*Data excerpts*
▬▬▬▬▬▬

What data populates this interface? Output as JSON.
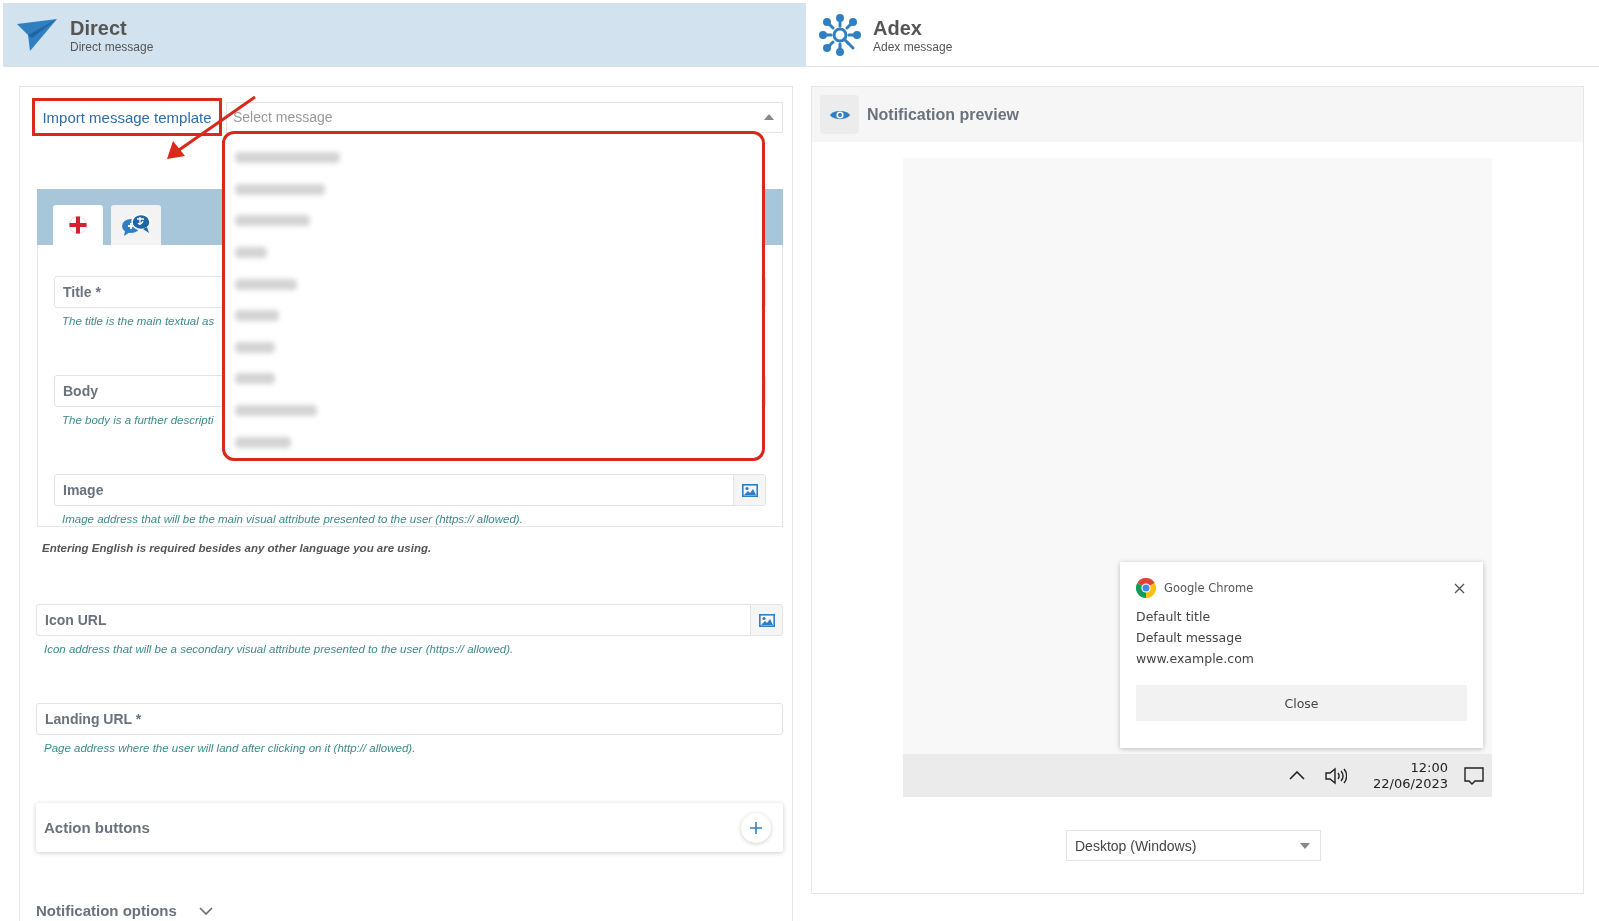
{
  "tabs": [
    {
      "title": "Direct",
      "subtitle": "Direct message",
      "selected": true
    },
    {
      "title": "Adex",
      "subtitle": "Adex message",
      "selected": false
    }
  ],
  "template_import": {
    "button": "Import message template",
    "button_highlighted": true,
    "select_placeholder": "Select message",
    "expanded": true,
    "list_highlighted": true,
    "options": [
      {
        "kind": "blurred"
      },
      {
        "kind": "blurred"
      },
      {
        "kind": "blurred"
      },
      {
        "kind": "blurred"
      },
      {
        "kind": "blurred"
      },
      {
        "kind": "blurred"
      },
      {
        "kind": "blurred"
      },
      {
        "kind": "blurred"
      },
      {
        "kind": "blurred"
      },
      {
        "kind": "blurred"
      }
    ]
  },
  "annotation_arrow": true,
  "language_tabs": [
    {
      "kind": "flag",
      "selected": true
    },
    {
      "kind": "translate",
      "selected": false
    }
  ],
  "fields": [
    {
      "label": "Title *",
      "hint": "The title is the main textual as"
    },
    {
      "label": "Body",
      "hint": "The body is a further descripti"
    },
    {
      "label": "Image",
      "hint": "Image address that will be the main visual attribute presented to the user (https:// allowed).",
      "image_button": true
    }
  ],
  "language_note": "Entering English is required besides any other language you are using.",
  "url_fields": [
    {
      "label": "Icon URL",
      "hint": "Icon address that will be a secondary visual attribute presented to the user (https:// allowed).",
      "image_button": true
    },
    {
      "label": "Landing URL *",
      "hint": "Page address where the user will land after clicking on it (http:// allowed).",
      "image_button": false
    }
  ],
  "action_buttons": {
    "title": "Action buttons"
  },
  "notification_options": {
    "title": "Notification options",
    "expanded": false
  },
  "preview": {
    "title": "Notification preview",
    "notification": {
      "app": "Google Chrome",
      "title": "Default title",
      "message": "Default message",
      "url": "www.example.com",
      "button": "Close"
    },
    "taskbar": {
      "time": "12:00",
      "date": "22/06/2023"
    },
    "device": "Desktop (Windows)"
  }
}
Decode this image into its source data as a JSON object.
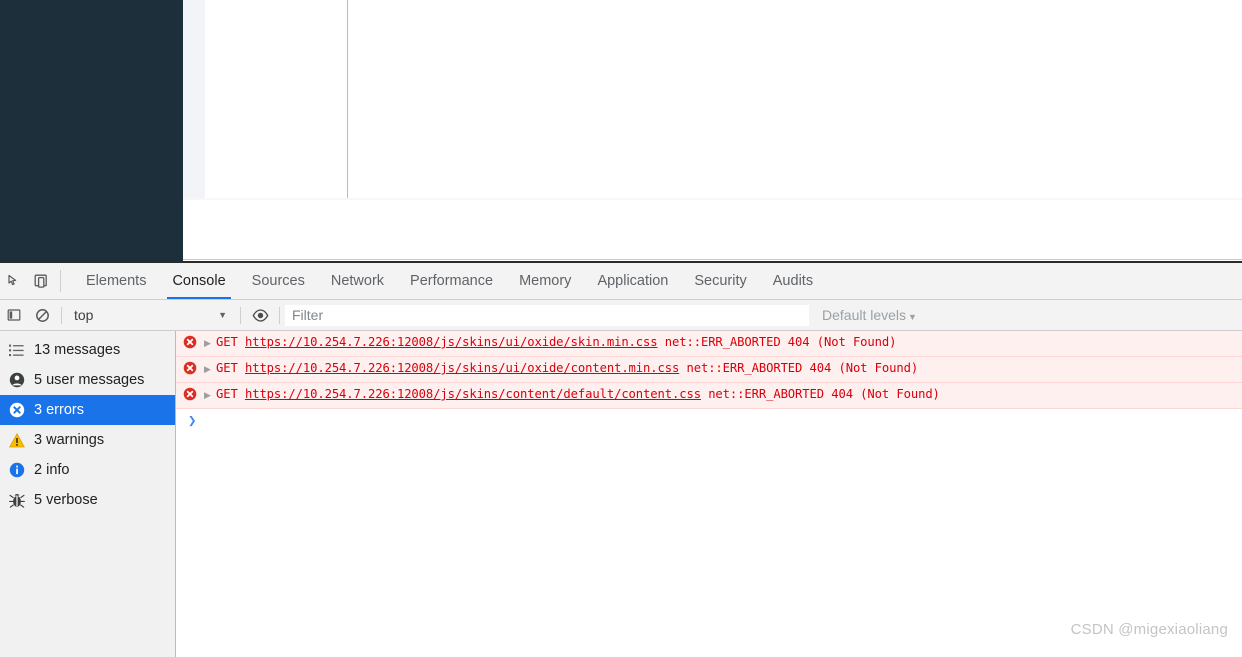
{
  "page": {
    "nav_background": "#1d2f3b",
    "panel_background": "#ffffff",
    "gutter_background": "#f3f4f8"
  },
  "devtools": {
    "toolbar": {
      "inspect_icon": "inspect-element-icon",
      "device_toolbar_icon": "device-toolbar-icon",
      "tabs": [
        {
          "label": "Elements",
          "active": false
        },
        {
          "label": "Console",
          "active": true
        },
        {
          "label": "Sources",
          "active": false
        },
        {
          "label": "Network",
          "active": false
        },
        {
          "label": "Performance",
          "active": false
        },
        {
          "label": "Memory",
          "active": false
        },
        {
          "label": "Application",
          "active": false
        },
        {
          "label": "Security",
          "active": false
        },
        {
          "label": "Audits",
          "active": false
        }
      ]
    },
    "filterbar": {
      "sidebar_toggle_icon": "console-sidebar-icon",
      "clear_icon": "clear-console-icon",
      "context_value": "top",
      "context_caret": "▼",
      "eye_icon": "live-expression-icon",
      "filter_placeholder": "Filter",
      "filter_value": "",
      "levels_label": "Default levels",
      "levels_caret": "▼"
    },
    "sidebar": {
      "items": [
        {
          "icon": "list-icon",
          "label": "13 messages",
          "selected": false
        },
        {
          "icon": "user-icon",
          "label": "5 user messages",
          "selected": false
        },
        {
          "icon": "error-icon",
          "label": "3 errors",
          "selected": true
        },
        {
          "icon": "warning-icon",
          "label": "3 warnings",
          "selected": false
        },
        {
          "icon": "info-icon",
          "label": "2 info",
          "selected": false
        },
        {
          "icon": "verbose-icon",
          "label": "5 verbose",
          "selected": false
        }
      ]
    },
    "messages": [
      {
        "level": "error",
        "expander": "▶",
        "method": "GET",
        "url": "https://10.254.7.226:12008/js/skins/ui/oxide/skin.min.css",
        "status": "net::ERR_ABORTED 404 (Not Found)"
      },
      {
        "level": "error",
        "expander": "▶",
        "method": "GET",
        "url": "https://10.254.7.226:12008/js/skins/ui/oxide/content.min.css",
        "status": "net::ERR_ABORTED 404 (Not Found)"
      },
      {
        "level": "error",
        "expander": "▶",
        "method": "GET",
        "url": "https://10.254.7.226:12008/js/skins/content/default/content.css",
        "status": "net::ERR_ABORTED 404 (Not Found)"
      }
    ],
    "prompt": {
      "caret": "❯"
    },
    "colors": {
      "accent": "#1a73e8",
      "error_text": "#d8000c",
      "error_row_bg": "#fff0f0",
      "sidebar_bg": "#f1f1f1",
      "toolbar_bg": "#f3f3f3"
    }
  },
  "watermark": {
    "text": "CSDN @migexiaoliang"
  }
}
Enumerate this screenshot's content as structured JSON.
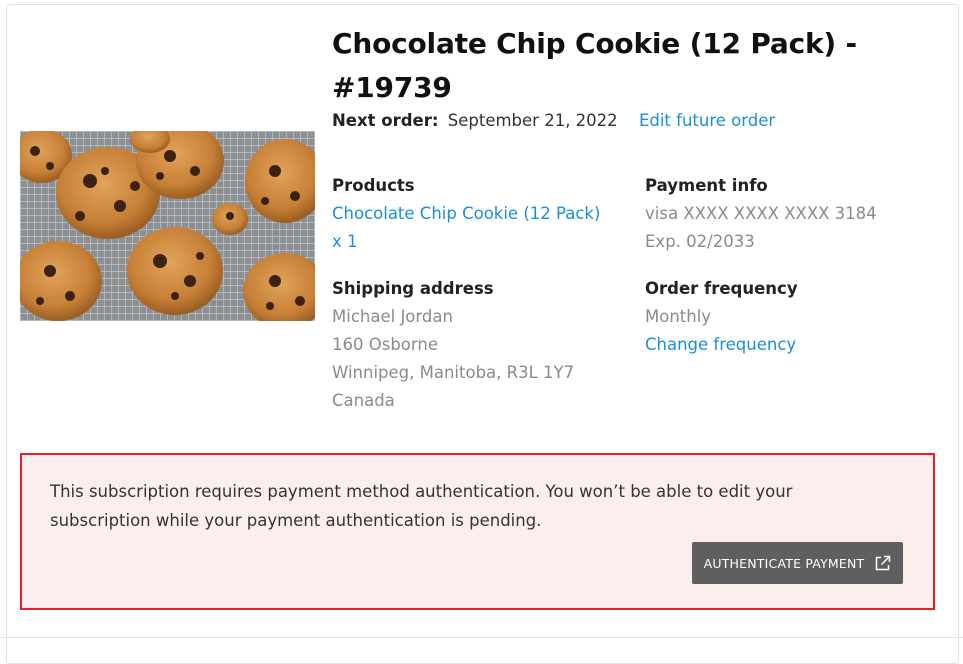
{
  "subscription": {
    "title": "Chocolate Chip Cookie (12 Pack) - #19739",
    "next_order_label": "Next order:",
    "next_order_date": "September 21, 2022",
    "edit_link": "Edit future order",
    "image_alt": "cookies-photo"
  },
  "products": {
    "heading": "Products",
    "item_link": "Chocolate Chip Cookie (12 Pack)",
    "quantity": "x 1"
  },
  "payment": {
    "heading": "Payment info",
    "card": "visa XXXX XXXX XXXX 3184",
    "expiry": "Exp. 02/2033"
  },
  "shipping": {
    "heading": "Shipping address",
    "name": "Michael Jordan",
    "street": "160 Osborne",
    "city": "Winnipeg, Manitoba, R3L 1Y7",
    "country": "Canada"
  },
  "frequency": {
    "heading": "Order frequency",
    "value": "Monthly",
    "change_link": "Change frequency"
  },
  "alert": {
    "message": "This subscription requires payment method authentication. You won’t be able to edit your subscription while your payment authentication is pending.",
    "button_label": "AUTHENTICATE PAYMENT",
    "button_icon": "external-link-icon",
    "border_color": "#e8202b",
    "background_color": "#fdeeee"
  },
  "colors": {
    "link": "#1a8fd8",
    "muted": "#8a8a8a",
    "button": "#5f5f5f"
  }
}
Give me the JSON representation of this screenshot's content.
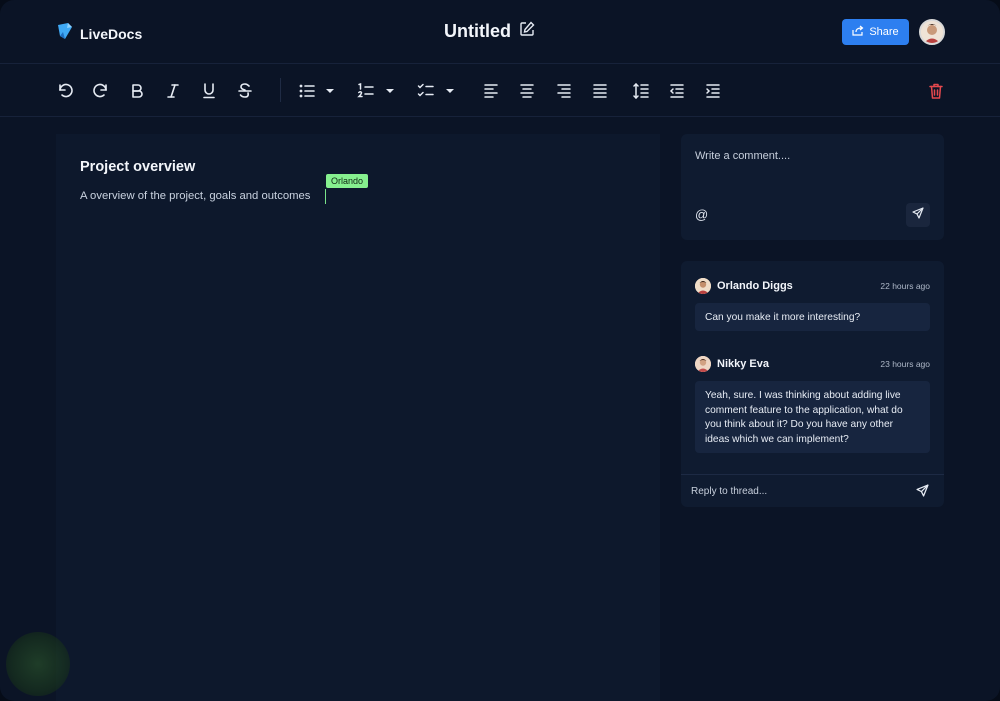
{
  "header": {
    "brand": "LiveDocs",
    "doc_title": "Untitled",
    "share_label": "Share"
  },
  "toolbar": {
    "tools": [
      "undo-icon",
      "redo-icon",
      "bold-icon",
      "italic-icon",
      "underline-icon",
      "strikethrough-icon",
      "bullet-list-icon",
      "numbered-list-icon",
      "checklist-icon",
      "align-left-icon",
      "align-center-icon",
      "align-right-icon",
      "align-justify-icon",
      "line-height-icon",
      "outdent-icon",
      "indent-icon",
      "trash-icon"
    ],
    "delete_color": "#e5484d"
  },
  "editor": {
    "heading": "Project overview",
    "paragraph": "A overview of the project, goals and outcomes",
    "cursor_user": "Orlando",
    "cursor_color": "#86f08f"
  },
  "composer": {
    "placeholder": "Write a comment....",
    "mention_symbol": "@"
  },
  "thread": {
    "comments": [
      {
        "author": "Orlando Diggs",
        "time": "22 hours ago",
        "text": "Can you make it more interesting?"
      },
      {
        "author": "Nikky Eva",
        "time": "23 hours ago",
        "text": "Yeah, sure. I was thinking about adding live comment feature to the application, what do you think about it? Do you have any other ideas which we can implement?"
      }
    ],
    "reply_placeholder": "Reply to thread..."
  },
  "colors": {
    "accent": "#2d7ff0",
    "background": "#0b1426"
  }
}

▬▬▬▬▬▬

Pictures stay out; reproduce every line of the records exactly.

*Result*
What data populates this interface? Output as JSON.
{
  "tabs": [
    {
      "title": "Direct",
      "subtitle": "Direct message",
      "selected": true
    },
    {
      "title": "Adex",
      "subtitle": "Adex message",
      "selected": false
    }
  ],
  "template_import": {
    "button": "Import message template",
    "button_highlighted": true,
    "select_placeholder": "Select message",
    "expanded": true,
    "list_highlighted": true,
    "options": [
      {
        "kind": "blurred"
      },
      {
        "kind": "blurred"
      },
      {
        "kind": "blurred"
      },
      {
        "kind": "blurred"
      },
      {
        "kind": "blurred"
      },
      {
        "kind": "blurred"
      },
      {
        "kind": "blurred"
      },
      {
        "kind": "blurred"
      },
      {
        "kind": "blurred"
      },
      {
        "kind": "blurred"
      }
    ]
  },
  "annotation_arrow": true,
  "language_tabs": [
    {
      "kind": "flag",
      "selected": true
    },
    {
      "kind": "translate",
      "selected": false
    }
  ],
  "fields": [
    {
      "label": "Title *",
      "hint": "The title is the main textual as"
    },
    {
      "label": "Body",
      "hint": "The body is a further descripti"
    },
    {
      "label": "Image",
      "hint": "Image address that will be the main visual attribute presented to the user (https:// allowed).",
      "image_button": true
    }
  ],
  "language_note": "Entering English is required besides any other language you are using.",
  "url_fields": [
    {
      "label": "Icon URL",
      "hint": "Icon address that will be a secondary visual attribute presented to the user (https:// allowed).",
      "image_button": true
    },
    {
      "label": "Landing URL *",
      "hint": "Page address where the user will land after clicking on it (http:// allowed).",
      "image_button": false
    }
  ],
  "action_buttons": {
    "title": "Action buttons"
  },
  "notification_options": {
    "title": "Notification options",
    "expanded": false
  },
  "preview": {
    "title": "Notification preview",
    "notification": {
      "app": "Google Chrome",
      "title": "Default title",
      "message": "Default message",
      "url": "www.example.com",
      "button": "Close"
    },
    "taskbar": {
      "time": "12:00",
      "date": "22/06/2023"
    },
    "device": "Desktop (Windows)"
  }
}
Decode this image into its source data as a JSON object.
{
  "page": {
    "nav_background": "#1d2f3b",
    "panel_background": "#ffffff",
    "gutter_background": "#f3f4f8"
  },
  "devtools": {
    "toolbar": {
      "inspect_icon": "inspect-element-icon",
      "device_toolbar_icon": "device-toolbar-icon",
      "tabs": [
        {
          "label": "Elements",
          "active": false
        },
        {
          "label": "Console",
          "active": true
        },
        {
          "label": "Sources",
          "active": false
        },
        {
          "label": "Network",
          "active": false
        },
        {
          "label": "Performance",
          "active": false
        },
        {
          "label": "Memory",
          "active": false
        },
        {
          "label": "Application",
          "active": false
        },
        {
          "label": "Security",
          "active": false
        },
        {
          "label": "Audits",
          "active": false
        }
      ]
    },
    "filterbar": {
      "sidebar_toggle_icon": "console-sidebar-icon",
      "clear_icon": "clear-console-icon",
      "context_value": "top",
      "context_caret": "▼",
      "eye_icon": "live-expression-icon",
      "filter_placeholder": "Filter",
      "filter_value": "",
      "levels_label": "Default levels",
      "levels_caret": "▼"
    },
    "sidebar": {
      "items": [
        {
          "icon": "list-icon",
          "label": "13 messages",
          "selected": false
        },
        {
          "icon": "user-icon",
          "label": "5 user messages",
          "selected": false
        },
        {
          "icon": "error-icon",
          "label": "3 errors",
          "selected": true
        },
        {
          "icon": "warning-icon",
          "label": "3 warnings",
          "selected": false
        },
        {
          "icon": "info-icon",
          "label": "2 info",
          "selected": false
        },
        {
          "icon": "verbose-icon",
          "label": "5 verbose",
          "selected": false
        }
      ]
    },
    "messages": [
      {
        "level": "error",
        "expander": "▶",
        "method": "GET",
        "url": "https://10.254.7.226:12008/js/skins/ui/oxide/skin.min.css",
        "status": "net::ERR_ABORTED 404 (Not Found)"
      },
      {
        "level": "error",
        "expander": "▶",
        "method": "GET",
        "url": "https://10.254.7.226:12008/js/skins/ui/oxide/content.min.css",
        "status": "net::ERR_ABORTED 404 (Not Found)"
      },
      {
        "level": "error",
        "expander": "▶",
        "method": "GET",
        "url": "https://10.254.7.226:12008/js/skins/content/default/content.css",
        "status": "net::ERR_ABORTED 404 (Not Found)"
      }
    ],
    "prompt": {
      "caret": "❯"
    },
    "colors": {
      "accent": "#1a73e8",
      "error_text": "#d8000c",
      "error_row_bg": "#fff0f0",
      "sidebar_bg": "#f1f1f1",
      "toolbar_bg": "#f3f3f3"
    }
  },
  "watermark": {
    "text": "CSDN @migexiaoliang"
  }
}
Enumerate this screenshot's content as structured JSON.
{
  "subscription": {
    "title": "Chocolate Chip Cookie (12 Pack) - #19739",
    "next_order_label": "Next order:",
    "next_order_date": "September 21, 2022",
    "edit_link": "Edit future order",
    "image_alt": "cookies-photo"
  },
  "products": {
    "heading": "Products",
    "item_link": "Chocolate Chip Cookie (12 Pack)",
    "quantity": "x 1"
  },
  "payment": {
    "heading": "Payment info",
    "card": "visa XXXX XXXX XXXX 3184",
    "expiry": "Exp. 02/2033"
  },
  "shipping": {
    "heading": "Shipping address",
    "name": "Michael Jordan",
    "street": "160 Osborne",
    "city": "Winnipeg, Manitoba, R3L 1Y7",
    "country": "Canada"
  },
  "frequency": {
    "heading": "Order frequency",
    "value": "Monthly",
    "change_link": "Change frequency"
  },
  "alert": {
    "message": "This subscription requires payment method authentication. You won’t be able to edit your subscription while your payment authentication is pending.",
    "button_label": "AUTHENTICATE PAYMENT",
    "button_icon": "external-link-icon",
    "border_color": "#e8202b",
    "background_color": "#fdeeee"
  },
  "colors": {
    "link": "#1a8fd8",
    "muted": "#8a8a8a",
    "button": "#5f5f5f"
  }
}
Give me the JSON representation of this screenshot's content.
{
  "header": {
    "brand": "LiveDocs",
    "doc_title": "Untitled",
    "share_label": "Share"
  },
  "toolbar": {
    "tools": [
      "undo-icon",
      "redo-icon",
      "bold-icon",
      "italic-icon",
      "underline-icon",
      "strikethrough-icon",
      "bullet-list-icon",
      "numbered-list-icon",
      "checklist-icon",
      "align-left-icon",
      "align-center-icon",
      "align-right-icon",
      "align-justify-icon",
      "line-height-icon",
      "outdent-icon",
      "indent-icon",
      "trash-icon"
    ],
    "delete_color": "#e5484d"
  },
  "editor": {
    "heading": "Project overview",
    "paragraph": "A overview of the project, goals and outcomes",
    "cursor_user": "Orlando",
    "cursor_color": "#86f08f"
  },
  "composer": {
    "placeholder": "Write a comment....",
    "mention_symbol": "@"
  },
  "thread": {
    "comments": [
      {
        "author": "Orlando Diggs",
        "time": "22 hours ago",
        "text": "Can you make it more interesting?"
      },
      {
        "author": "Nikky Eva",
        "time": "23 hours ago",
        "text": "Yeah, sure. I was thinking about adding live comment feature to the application, what do you think about it? Do you have any other ideas which we can implement?"
      }
    ],
    "reply_placeholder": "Reply to thread..."
  },
  "colors": {
    "accent": "#2d7ff0",
    "background": "#0b1426"
  }
}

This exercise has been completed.